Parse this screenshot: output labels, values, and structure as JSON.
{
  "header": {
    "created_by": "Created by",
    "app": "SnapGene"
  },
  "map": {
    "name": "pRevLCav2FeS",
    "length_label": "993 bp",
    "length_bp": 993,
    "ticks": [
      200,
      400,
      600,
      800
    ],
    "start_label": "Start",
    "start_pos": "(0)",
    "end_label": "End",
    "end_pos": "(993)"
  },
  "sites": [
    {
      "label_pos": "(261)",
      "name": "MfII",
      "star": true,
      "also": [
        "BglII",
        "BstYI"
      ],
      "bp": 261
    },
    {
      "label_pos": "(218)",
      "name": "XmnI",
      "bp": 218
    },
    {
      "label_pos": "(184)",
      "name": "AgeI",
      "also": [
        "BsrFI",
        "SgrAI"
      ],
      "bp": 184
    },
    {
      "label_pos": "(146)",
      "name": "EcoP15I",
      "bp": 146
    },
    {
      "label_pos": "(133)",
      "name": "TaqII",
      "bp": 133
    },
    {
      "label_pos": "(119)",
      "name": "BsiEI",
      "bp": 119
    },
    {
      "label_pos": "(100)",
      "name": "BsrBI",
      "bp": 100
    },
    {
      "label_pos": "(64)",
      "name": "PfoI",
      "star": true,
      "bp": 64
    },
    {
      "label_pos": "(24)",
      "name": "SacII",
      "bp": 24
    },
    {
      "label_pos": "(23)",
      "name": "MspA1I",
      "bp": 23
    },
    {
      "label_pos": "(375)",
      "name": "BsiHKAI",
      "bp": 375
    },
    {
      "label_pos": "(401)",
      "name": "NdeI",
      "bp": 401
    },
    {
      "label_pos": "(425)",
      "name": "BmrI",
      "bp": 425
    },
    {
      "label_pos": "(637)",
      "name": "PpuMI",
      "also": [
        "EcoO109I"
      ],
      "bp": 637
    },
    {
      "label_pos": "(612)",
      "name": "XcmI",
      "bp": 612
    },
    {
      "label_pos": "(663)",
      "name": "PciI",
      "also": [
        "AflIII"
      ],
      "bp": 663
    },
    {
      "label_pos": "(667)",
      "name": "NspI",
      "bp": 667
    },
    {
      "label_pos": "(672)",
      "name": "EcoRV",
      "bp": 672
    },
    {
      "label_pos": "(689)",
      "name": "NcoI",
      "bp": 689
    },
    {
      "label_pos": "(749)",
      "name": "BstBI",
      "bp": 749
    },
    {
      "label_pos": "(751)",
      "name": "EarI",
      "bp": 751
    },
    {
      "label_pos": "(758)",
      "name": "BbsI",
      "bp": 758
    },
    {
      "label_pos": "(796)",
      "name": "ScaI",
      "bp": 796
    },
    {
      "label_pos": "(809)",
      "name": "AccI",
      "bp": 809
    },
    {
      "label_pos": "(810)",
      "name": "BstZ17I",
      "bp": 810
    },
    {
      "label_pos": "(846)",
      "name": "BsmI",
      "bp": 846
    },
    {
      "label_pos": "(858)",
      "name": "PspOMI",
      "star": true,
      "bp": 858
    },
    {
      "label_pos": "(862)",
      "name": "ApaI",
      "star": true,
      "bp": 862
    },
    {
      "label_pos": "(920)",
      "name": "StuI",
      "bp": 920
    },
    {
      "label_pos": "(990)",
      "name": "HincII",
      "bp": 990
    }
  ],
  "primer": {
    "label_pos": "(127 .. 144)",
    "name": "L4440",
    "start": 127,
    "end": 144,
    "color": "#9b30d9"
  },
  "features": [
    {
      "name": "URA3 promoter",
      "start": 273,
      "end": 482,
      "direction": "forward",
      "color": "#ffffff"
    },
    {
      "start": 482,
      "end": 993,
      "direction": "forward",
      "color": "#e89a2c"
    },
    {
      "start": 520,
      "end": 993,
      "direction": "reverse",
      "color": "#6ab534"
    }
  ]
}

____________

▸ Written task:
From the listing above, collect each line in which the string "color" appears.

▸ The solution:
    "color": "#9b30d9"
      "color": "#ffffff"
      "color": "#e89a2c"
      "color": "#6ab534"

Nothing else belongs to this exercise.